Dataset items
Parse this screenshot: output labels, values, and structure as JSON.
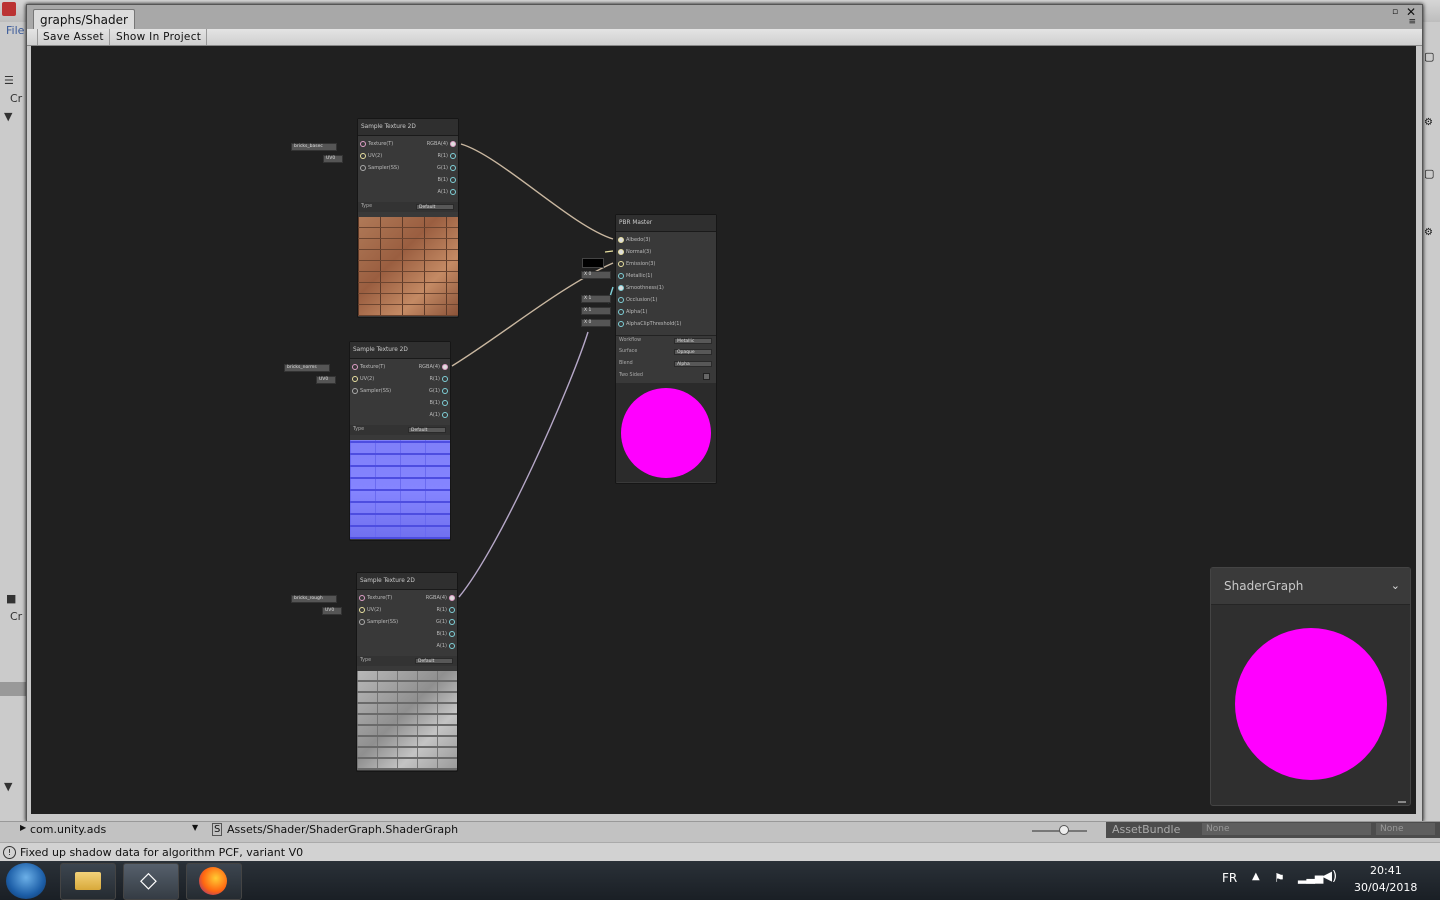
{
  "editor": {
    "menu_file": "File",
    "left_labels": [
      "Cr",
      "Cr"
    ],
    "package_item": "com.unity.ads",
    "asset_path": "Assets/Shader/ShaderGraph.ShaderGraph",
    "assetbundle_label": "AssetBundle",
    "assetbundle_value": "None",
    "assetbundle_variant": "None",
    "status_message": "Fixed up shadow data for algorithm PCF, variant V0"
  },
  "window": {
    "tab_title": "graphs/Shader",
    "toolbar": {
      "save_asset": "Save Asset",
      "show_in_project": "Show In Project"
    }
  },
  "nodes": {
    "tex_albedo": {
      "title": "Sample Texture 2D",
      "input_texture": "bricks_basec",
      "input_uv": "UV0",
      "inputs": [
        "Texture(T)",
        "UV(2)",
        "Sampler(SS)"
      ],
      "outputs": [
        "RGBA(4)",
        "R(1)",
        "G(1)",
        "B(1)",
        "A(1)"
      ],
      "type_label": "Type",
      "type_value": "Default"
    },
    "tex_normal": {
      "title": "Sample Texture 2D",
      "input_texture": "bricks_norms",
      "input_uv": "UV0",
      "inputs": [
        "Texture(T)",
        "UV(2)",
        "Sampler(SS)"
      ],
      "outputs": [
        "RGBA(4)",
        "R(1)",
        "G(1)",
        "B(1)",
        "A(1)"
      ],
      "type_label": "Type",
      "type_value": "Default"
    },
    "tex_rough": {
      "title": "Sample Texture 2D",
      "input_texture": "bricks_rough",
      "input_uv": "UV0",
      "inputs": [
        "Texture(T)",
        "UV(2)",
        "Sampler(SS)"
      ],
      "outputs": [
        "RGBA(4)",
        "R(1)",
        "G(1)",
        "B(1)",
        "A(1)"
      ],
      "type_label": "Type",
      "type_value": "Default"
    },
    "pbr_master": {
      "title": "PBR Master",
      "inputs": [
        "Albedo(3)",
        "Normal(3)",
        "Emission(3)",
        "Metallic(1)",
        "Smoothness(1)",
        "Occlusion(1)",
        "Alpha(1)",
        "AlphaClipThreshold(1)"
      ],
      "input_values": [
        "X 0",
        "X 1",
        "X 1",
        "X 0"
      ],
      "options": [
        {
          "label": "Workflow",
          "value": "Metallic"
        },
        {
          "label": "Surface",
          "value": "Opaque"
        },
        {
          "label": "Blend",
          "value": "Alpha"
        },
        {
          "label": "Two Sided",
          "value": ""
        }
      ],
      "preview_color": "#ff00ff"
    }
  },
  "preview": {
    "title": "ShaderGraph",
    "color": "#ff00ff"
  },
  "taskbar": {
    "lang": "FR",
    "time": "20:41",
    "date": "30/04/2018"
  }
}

THE REQUEST
Quote the data above in full, leaving out the pictures it holds.

ANSWER TO THIS TASK
Parse this screenshot: output labels, values, and structure as JSON.
{
  "editor": {
    "menu_file": "File",
    "left_labels": [
      "Cr",
      "Cr"
    ],
    "package_item": "com.unity.ads",
    "asset_path": "Assets/Shader/ShaderGraph.ShaderGraph",
    "assetbundle_label": "AssetBundle",
    "assetbundle_value": "None",
    "assetbundle_variant": "None",
    "status_message": "Fixed up shadow data for algorithm PCF, variant V0"
  },
  "window": {
    "tab_title": "graphs/Shader",
    "toolbar": {
      "save_asset": "Save Asset",
      "show_in_project": "Show In Project"
    }
  },
  "nodes": {
    "tex_albedo": {
      "title": "Sample Texture 2D",
      "input_texture": "bricks_basec",
      "input_uv": "UV0",
      "inputs": [
        "Texture(T)",
        "UV(2)",
        "Sampler(SS)"
      ],
      "outputs": [
        "RGBA(4)",
        "R(1)",
        "G(1)",
        "B(1)",
        "A(1)"
      ],
      "type_label": "Type",
      "type_value": "Default"
    },
    "tex_normal": {
      "title": "Sample Texture 2D",
      "input_texture": "bricks_norms",
      "input_uv": "UV0",
      "inputs": [
        "Texture(T)",
        "UV(2)",
        "Sampler(SS)"
      ],
      "outputs": [
        "RGBA(4)",
        "R(1)",
        "G(1)",
        "B(1)",
        "A(1)"
      ],
      "type_label": "Type",
      "type_value": "Default"
    },
    "tex_rough": {
      "title": "Sample Texture 2D",
      "input_texture": "bricks_rough",
      "input_uv": "UV0",
      "inputs": [
        "Texture(T)",
        "UV(2)",
        "Sampler(SS)"
      ],
      "outputs": [
        "RGBA(4)",
        "R(1)",
        "G(1)",
        "B(1)",
        "A(1)"
      ],
      "type_label": "Type",
      "type_value": "Default"
    },
    "pbr_master": {
      "title": "PBR Master",
      "inputs": [
        "Albedo(3)",
        "Normal(3)",
        "Emission(3)",
        "Metallic(1)",
        "Smoothness(1)",
        "Occlusion(1)",
        "Alpha(1)",
        "AlphaClipThreshold(1)"
      ],
      "input_values": [
        "X 0",
        "X 1",
        "X 1",
        "X 0"
      ],
      "options": [
        {
          "label": "Workflow",
          "value": "Metallic"
        },
        {
          "label": "Surface",
          "value": "Opaque"
        },
        {
          "label": "Blend",
          "value": "Alpha"
        },
        {
          "label": "Two Sided",
          "value": ""
        }
      ],
      "preview_color": "#ff00ff"
    }
  },
  "preview": {
    "title": "ShaderGraph",
    "color": "#ff00ff"
  },
  "taskbar": {
    "lang": "FR",
    "time": "20:41",
    "date": "30/04/2018"
  }
}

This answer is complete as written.